** Your instructions **
Carry none of the pictures over; set down the material below exactly.

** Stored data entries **
....................
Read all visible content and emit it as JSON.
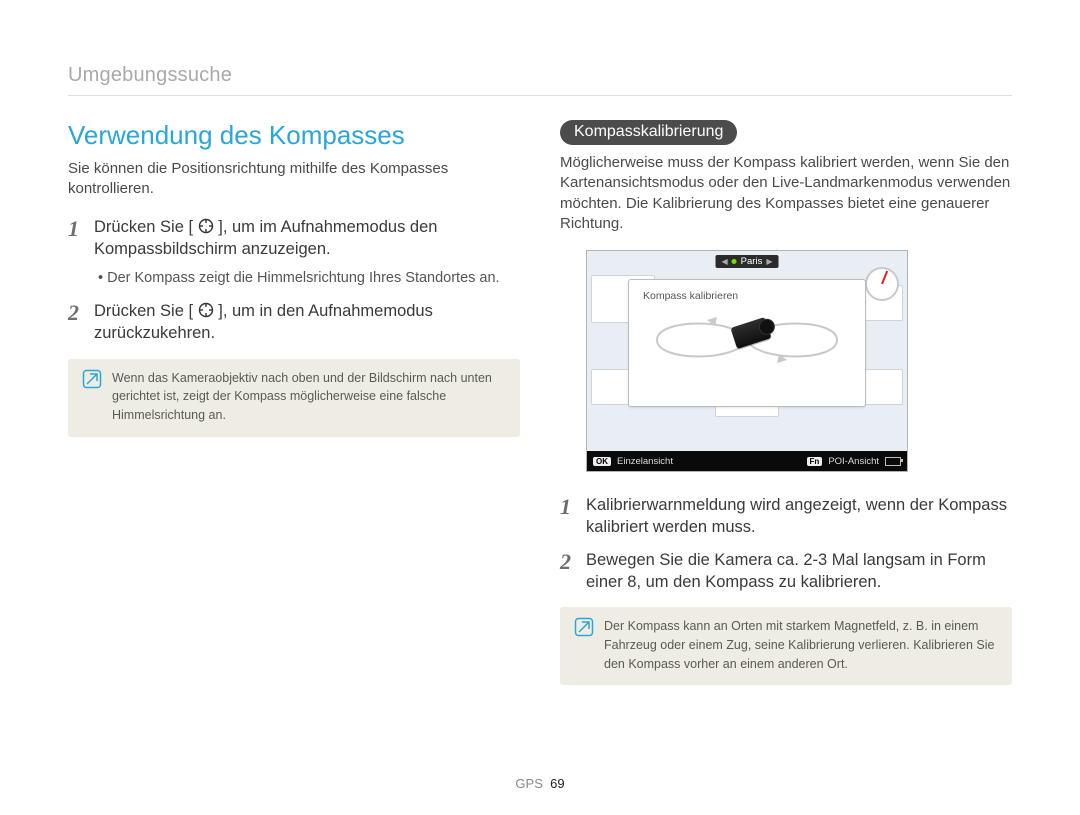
{
  "breadcrumb": "Umgebungssuche",
  "left": {
    "heading": "Verwendung des Kompasses",
    "intro": "Sie können die Positionsrichtung mithilfe des Kompasses kontrollieren.",
    "step1_a": "Drücken Sie [",
    "step1_b": "], um im Aufnahmemodus den Kompassbildschirm anzuzeigen.",
    "sub1": "Der Kompass zeigt die Himmelsrichtung Ihres Standortes an.",
    "step2_a": "Drücken Sie [",
    "step2_b": "], um in den Aufnahmemodus zurückzukehren.",
    "note": "Wenn das Kameraobjektiv nach oben und der Bildschirm nach unten gerichtet ist, zeigt der Kompass möglicherweise eine falsche Himmelsrichtung an."
  },
  "right": {
    "pill": "Kompasskalibrierung",
    "intro": "Möglicherweise muss der Kompass kalibriert werden, wenn Sie den Kartenansichtsmodus oder den Live-Landmarkenmodus verwenden möchten. Die Kalibrierung des Kompasses bietet eine genauerer Richtung.",
    "step1": "Kalibrierwarnmeldung wird angezeigt, wenn der Kompass kalibriert werden muss.",
    "step2": "Bewegen Sie die Kamera ca. 2-3 Mal langsam in Form einer 8, um den Kompass zu kalibrieren.",
    "note": "Der Kompass kann an Orten mit starkem Magnetfeld, z. B. in einem Fahrzeug oder einem Zug, seine Kalibrierung verlieren. Kalibrieren Sie den Kompass vorher an einem anderen Ort."
  },
  "screen": {
    "city": "Paris",
    "dialog_title": "Kompass kalibrieren",
    "ok_key": "OK",
    "ok_label": "Einzelansicht",
    "fn_key": "Fn",
    "fn_label": "POI-Ansicht"
  },
  "footer": {
    "section": "GPS",
    "page": "69"
  },
  "nums": {
    "one": "1",
    "two": "2"
  }
}
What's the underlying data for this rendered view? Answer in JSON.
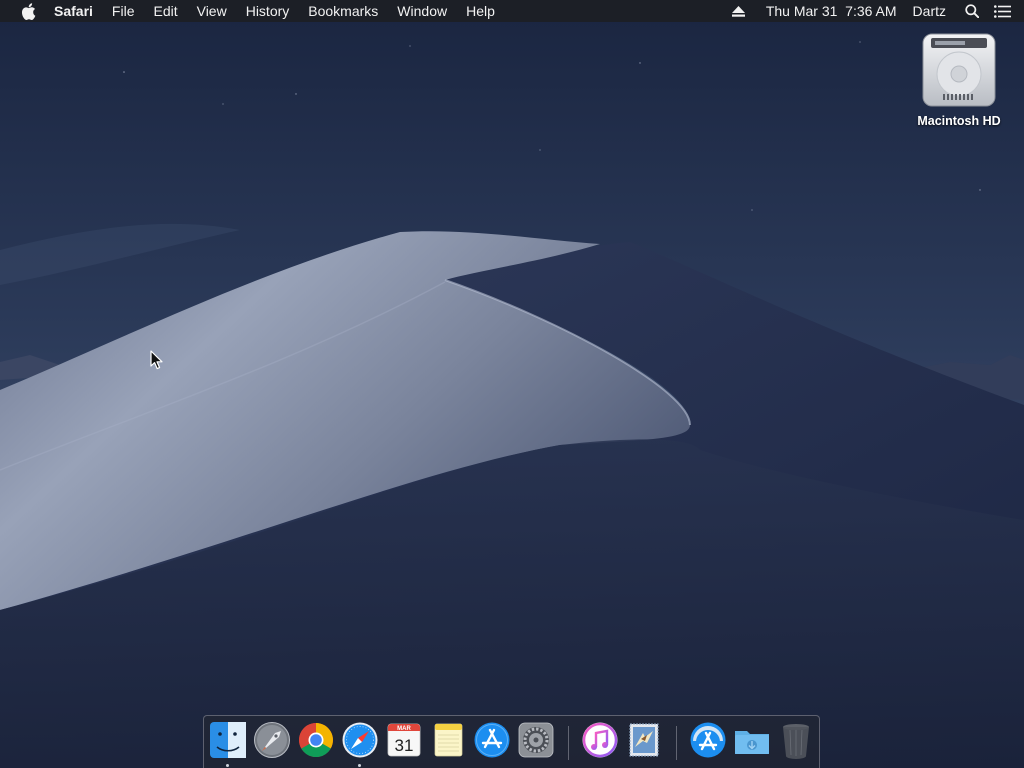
{
  "menubar": {
    "app_name": "Safari",
    "items": [
      "File",
      "Edit",
      "View",
      "History",
      "Bookmarks",
      "Window",
      "Help"
    ],
    "status": {
      "datetime": "Thu Mar 31  7:36 AM",
      "user": "Dartz"
    },
    "icons": [
      "apple-logo-icon",
      "eject-icon",
      "spotlight-search-icon",
      "notification-center-icon"
    ]
  },
  "desktop": {
    "icons": [
      {
        "label": "Macintosh HD",
        "icon": "hard-drive-icon"
      }
    ]
  },
  "dock": {
    "apps": [
      {
        "name": "Finder",
        "icon": "finder-icon",
        "running": true
      },
      {
        "name": "Launchpad",
        "icon": "launchpad-icon",
        "running": false
      },
      {
        "name": "Google Chrome",
        "icon": "chrome-icon",
        "running": false
      },
      {
        "name": "Safari",
        "icon": "safari-icon",
        "running": true
      },
      {
        "name": "Calendar",
        "icon": "calendar-icon",
        "running": false,
        "month": "MAR",
        "day": "31"
      },
      {
        "name": "Notes",
        "icon": "notes-icon",
        "running": false
      },
      {
        "name": "App Store",
        "icon": "app-store-icon",
        "running": false
      },
      {
        "name": "System Preferences",
        "icon": "system-preferences-icon",
        "running": false
      },
      {
        "name": "iTunes",
        "icon": "itunes-icon",
        "running": false
      },
      {
        "name": "Mail",
        "icon": "mail-icon",
        "running": false
      },
      {
        "name": "Applications",
        "icon": "applications-folder-icon",
        "running": false
      },
      {
        "name": "Downloads",
        "icon": "downloads-folder-icon",
        "running": false
      },
      {
        "name": "Trash",
        "icon": "trash-icon",
        "running": false
      }
    ]
  },
  "colors": {
    "menubar_bg": "#1c1e24",
    "sky_top": "#1b2744",
    "sky_bottom": "#3c4d6c",
    "dune_light": "#8e98ae",
    "dune_dark": "#1c2642"
  }
}
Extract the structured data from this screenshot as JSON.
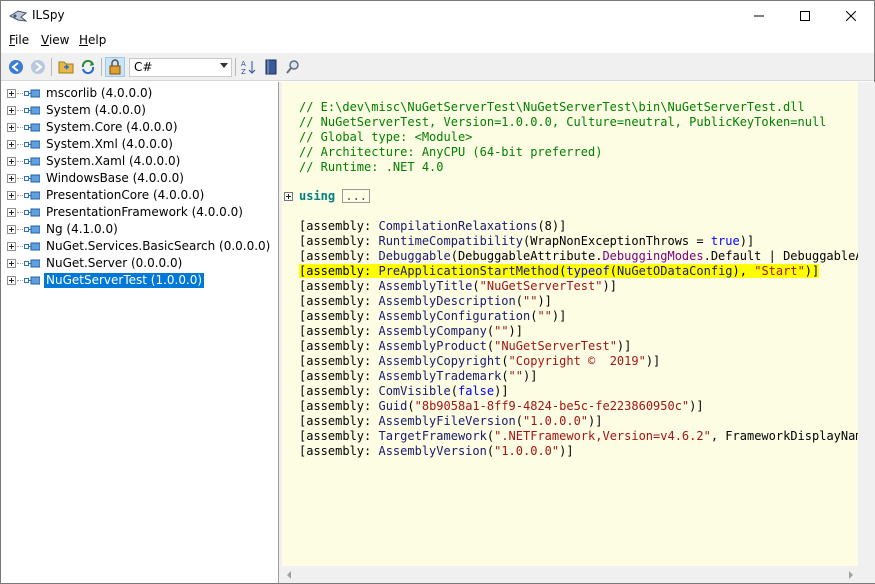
{
  "window": {
    "title": "ILSpy",
    "minimize": "—",
    "maximize": "☐",
    "close": "✕"
  },
  "menu": [
    {
      "label": "File",
      "accel": "F",
      "rest": "ile"
    },
    {
      "label": "View",
      "accel": "V",
      "rest": "iew"
    },
    {
      "label": "Help",
      "accel": "H",
      "rest": "elp"
    }
  ],
  "toolbar": {
    "icons": [
      "back-icon",
      "forward-icon",
      "open-folder-icon",
      "refresh-icon",
      "lock-icon",
      "sort-az-icon",
      "book-icon",
      "search-icon"
    ],
    "language": "C#"
  },
  "tree": {
    "items": [
      {
        "label": "mscorlib (4.0.0.0)"
      },
      {
        "label": "System (4.0.0.0)"
      },
      {
        "label": "System.Core (4.0.0.0)"
      },
      {
        "label": "System.Xml (4.0.0.0)"
      },
      {
        "label": "System.Xaml (4.0.0.0)"
      },
      {
        "label": "WindowsBase (4.0.0.0)"
      },
      {
        "label": "PresentationCore (4.0.0.0)"
      },
      {
        "label": "PresentationFramework (4.0.0.0)"
      },
      {
        "label": "Ng (4.1.0.0)"
      },
      {
        "label": "NuGet.Services.BasicSearch (0.0.0.0)"
      },
      {
        "label": "NuGet.Server (0.0.0.0)"
      },
      {
        "label": "NuGetServerTest (1.0.0.0)",
        "selected": true
      }
    ]
  },
  "code": {
    "header_comments": [
      "// E:\\dev\\misc\\NuGetServerTest\\NuGetServerTest\\bin\\NuGetServerTest.dll",
      "// NuGetServerTest, Version=1.0.0.0, Culture=neutral, PublicKeyToken=null",
      "// Global type: <Module>",
      "// Architecture: AnyCPU (64-bit preferred)",
      "// Runtime: .NET 4.0"
    ],
    "using_keyword": "using",
    "using_ellipsis": "...",
    "assembly_prefix": "[assembly: ",
    "lines": [
      {
        "attr": "CompilationRelaxations",
        "args": "(8)]"
      },
      {
        "attr": "RuntimeCompatibility",
        "args_pre": "(WrapNonExceptionThrows = ",
        "bool": "true",
        "args_post": ")]"
      },
      {
        "attr": "Debuggable",
        "args_pre": "(DebuggableAttribute.",
        "member": "DebuggingModes",
        "args_post": ".Default | DebuggableAtt"
      },
      {
        "attr": "PreApplicationStartMethod",
        "kw": "typeof",
        "args_pre": "(",
        "type": "NuGetODataConfig",
        "str": "\"Start\"",
        "args_post": ")]",
        "highlighted": true
      },
      {
        "attr": "AssemblyTitle",
        "str": "\"NuGetServerTest\""
      },
      {
        "attr": "AssemblyDescription",
        "str": "\"\""
      },
      {
        "attr": "AssemblyConfiguration",
        "str": "\"\""
      },
      {
        "attr": "AssemblyCompany",
        "str": "\"\""
      },
      {
        "attr": "AssemblyProduct",
        "str": "\"NuGetServerTest\""
      },
      {
        "attr": "AssemblyCopyright",
        "str": "\"Copyright ©  2019\""
      },
      {
        "attr": "AssemblyTrademark",
        "str": "\"\""
      },
      {
        "attr": "ComVisible",
        "bool": "false"
      },
      {
        "attr": "Guid",
        "str": "\"8b9058a1-8ff9-4824-be5c-fe223860950c\""
      },
      {
        "attr": "AssemblyFileVersion",
        "str": "\"1.0.0.0\""
      },
      {
        "attr": "TargetFramework",
        "str": "\".NETFramework,Version=v4.6.2\"",
        "args_post": ", FrameworkDisplayName"
      },
      {
        "attr": "AssemblyVersion",
        "str": "\"1.0.0.0\""
      }
    ]
  },
  "colors": {
    "comment": "#008000",
    "attribute": "#191970",
    "string": "#a31515",
    "keyword_bool": "#0000ff",
    "highlight": "#ffff00",
    "selection": "#0078d7",
    "code_background": "#fdfde3"
  }
}
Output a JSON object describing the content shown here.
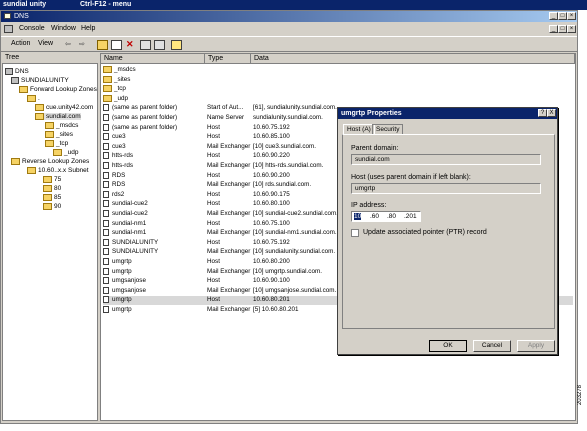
....................
** Exercise result **
Read all visible content and emit it as JSON.
{
  "breadcrumb": "Umgebungssuche",
  "left": {
    "heading": "Verwendung des Kompasses",
    "intro": "Sie können die Positionsrichtung mithilfe des Kompasses kontrollieren.",
    "step1_a": "Drücken Sie [",
    "step1_b": "], um im Aufnahmemodus den Kompassbildschirm anzuzeigen.",
    "sub1": "Der Kompass zeigt die Himmelsrichtung Ihres Standortes an.",
    "step2_a": "Drücken Sie [",
    "step2_b": "], um in den Aufnahmemodus zurückzukehren.",
    "note": "Wenn das Kameraobjektiv nach oben und der Bildschirm nach unten gerichtet ist, zeigt der Kompass möglicherweise eine falsche Himmelsrichtung an."
  },
  "right": {
    "pill": "Kompasskalibrierung",
    "intro": "Möglicherweise muss der Kompass kalibriert werden, wenn Sie den Kartenansichtsmodus oder den Live-Landmarkenmodus verwenden möchten. Die Kalibrierung des Kompasses bietet eine genauerer Richtung.",
    "step1": "Kalibrierwarnmeldung wird angezeigt, wenn der Kompass kalibriert werden muss.",
    "step2": "Bewegen Sie die Kamera ca. 2-3 Mal langsam in Form einer 8, um den Kompass zu kalibrieren.",
    "note": "Der Kompass kann an Orten mit starkem Magnetfeld, z. B. in einem Fahrzeug oder einem Zug, seine Kalibrierung verlieren. Kalibrieren Sie den Kompass vorher an einem anderen Ort."
  },
  "screen": {
    "city": "Paris",
    "dialog_title": "Kompass kalibrieren",
    "ok_key": "OK",
    "ok_label": "Einzelansicht",
    "fn_key": "Fn",
    "fn_label": "POI-Ansicht"
  },
  "footer": {
    "section": "GPS",
    "page": "69"
  },
  "nums": {
    "one": "1",
    "two": "2"
  }
}
What's the underlying data for this rendered view? Answer in JSON.
{
  "menubar": {
    "app_name": "Safari",
    "items": [
      "File",
      "Edit",
      "View",
      "History",
      "Bookmarks",
      "Window",
      "Help"
    ],
    "status": {
      "datetime": "Thu Mar 31  7:36 AM",
      "user": "Dartz"
    },
    "icons": [
      "apple-logo-icon",
      "eject-icon",
      "spotlight-search-icon",
      "notification-center-icon"
    ]
  },
  "desktop": {
    "icons": [
      {
        "label": "Macintosh HD",
        "icon": "hard-drive-icon"
      }
    ]
  },
  "dock": {
    "apps": [
      {
        "name": "Finder",
        "icon": "finder-icon",
        "running": true
      },
      {
        "name": "Launchpad",
        "icon": "launchpad-icon",
        "running": false
      },
      {
        "name": "Google Chrome",
        "icon": "chrome-icon",
        "running": false
      },
      {
        "name": "Safari",
        "icon": "safari-icon",
        "running": true
      },
      {
        "name": "Calendar",
        "icon": "calendar-icon",
        "running": false,
        "month": "MAR",
        "day": "31"
      },
      {
        "name": "Notes",
        "icon": "notes-icon",
        "running": false
      },
      {
        "name": "App Store",
        "icon": "app-store-icon",
        "running": false
      },
      {
        "name": "System Preferences",
        "icon": "system-preferences-icon",
        "running": false
      },
      {
        "name": "iTunes",
        "icon": "itunes-icon",
        "running": false
      },
      {
        "name": "Mail",
        "icon": "mail-icon",
        "running": false
      },
      {
        "name": "Applications",
        "icon": "applications-folder-icon",
        "running": false
      },
      {
        "name": "Downloads",
        "icon": "downloads-folder-icon",
        "running": false
      },
      {
        "name": "Trash",
        "icon": "trash-icon",
        "running": false
      }
    ]
  },
  "colors": {
    "menubar_bg": "#1c1e24",
    "sky_top": "#1b2744",
    "sky_bottom": "#3c4d6c",
    "dune_light": "#8e98ae",
    "dune_dark": "#1c2642"
  }
}
Extract the structured data from this screenshot as JSON.
{
  "window": {
    "title": "ILSpy",
    "minimize": "—",
    "maximize": "☐",
    "close": "✕"
  },
  "menu": [
    {
      "label": "File",
      "accel": "F",
      "rest": "ile"
    },
    {
      "label": "View",
      "accel": "V",
      "rest": "iew"
    },
    {
      "label": "Help",
      "accel": "H",
      "rest": "elp"
    }
  ],
  "toolbar": {
    "icons": [
      "back-icon",
      "forward-icon",
      "open-folder-icon",
      "refresh-icon",
      "lock-icon",
      "sort-az-icon",
      "book-icon",
      "search-icon"
    ],
    "language": "C#"
  },
  "tree": {
    "items": [
      {
        "label": "mscorlib (4.0.0.0)"
      },
      {
        "label": "System (4.0.0.0)"
      },
      {
        "label": "System.Core (4.0.0.0)"
      },
      {
        "label": "System.Xml (4.0.0.0)"
      },
      {
        "label": "System.Xaml (4.0.0.0)"
      },
      {
        "label": "WindowsBase (4.0.0.0)"
      },
      {
        "label": "PresentationCore (4.0.0.0)"
      },
      {
        "label": "PresentationFramework (4.0.0.0)"
      },
      {
        "label": "Ng (4.1.0.0)"
      },
      {
        "label": "NuGet.Services.BasicSearch (0.0.0.0)"
      },
      {
        "label": "NuGet.Server (0.0.0.0)"
      },
      {
        "label": "NuGetServerTest (1.0.0.0)",
        "selected": true
      }
    ]
  },
  "code": {
    "header_comments": [
      "// E:\\dev\\misc\\NuGetServerTest\\NuGetServerTest\\bin\\NuGetServerTest.dll",
      "// NuGetServerTest, Version=1.0.0.0, Culture=neutral, PublicKeyToken=null",
      "// Global type: <Module>",
      "// Architecture: AnyCPU (64-bit preferred)",
      "// Runtime: .NET 4.0"
    ],
    "using_keyword": "using",
    "using_ellipsis": "...",
    "assembly_prefix": "[assembly: ",
    "lines": [
      {
        "attr": "CompilationRelaxations",
        "args": "(8)]"
      },
      {
        "attr": "RuntimeCompatibility",
        "args_pre": "(WrapNonExceptionThrows = ",
        "bool": "true",
        "args_post": ")]"
      },
      {
        "attr": "Debuggable",
        "args_pre": "(DebuggableAttribute.",
        "member": "DebuggingModes",
        "args_post": ".Default | DebuggableAtt"
      },
      {
        "attr": "PreApplicationStartMethod",
        "kw": "typeof",
        "args_pre": "(",
        "type": "NuGetODataConfig",
        "str": "\"Start\"",
        "args_post": ")]",
        "highlighted": true
      },
      {
        "attr": "AssemblyTitle",
        "str": "\"NuGetServerTest\""
      },
      {
        "attr": "AssemblyDescription",
        "str": "\"\""
      },
      {
        "attr": "AssemblyConfiguration",
        "str": "\"\""
      },
      {
        "attr": "AssemblyCompany",
        "str": "\"\""
      },
      {
        "attr": "AssemblyProduct",
        "str": "\"NuGetServerTest\""
      },
      {
        "attr": "AssemblyCopyright",
        "str": "\"Copyright ©  2019\""
      },
      {
        "attr": "AssemblyTrademark",
        "str": "\"\""
      },
      {
        "attr": "ComVisible",
        "bool": "false"
      },
      {
        "attr": "Guid",
        "str": "\"8b9058a1-8ff9-4824-be5c-fe223860950c\""
      },
      {
        "attr": "AssemblyFileVersion",
        "str": "\"1.0.0.0\""
      },
      {
        "attr": "TargetFramework",
        "str": "\".NETFramework,Version=v4.6.2\"",
        "args_post": ", FrameworkDisplayName"
      },
      {
        "attr": "AssemblyVersion",
        "str": "\"1.0.0.0\""
      }
    ]
  },
  "colors": {
    "comment": "#008000",
    "attribute": "#191970",
    "string": "#a31515",
    "keyword_bool": "#0000ff",
    "highlight": "#ffff00",
    "selection": "#0078d7",
    "code_background": "#fdfde3"
  }
}
Output a JSON object describing the content shown here.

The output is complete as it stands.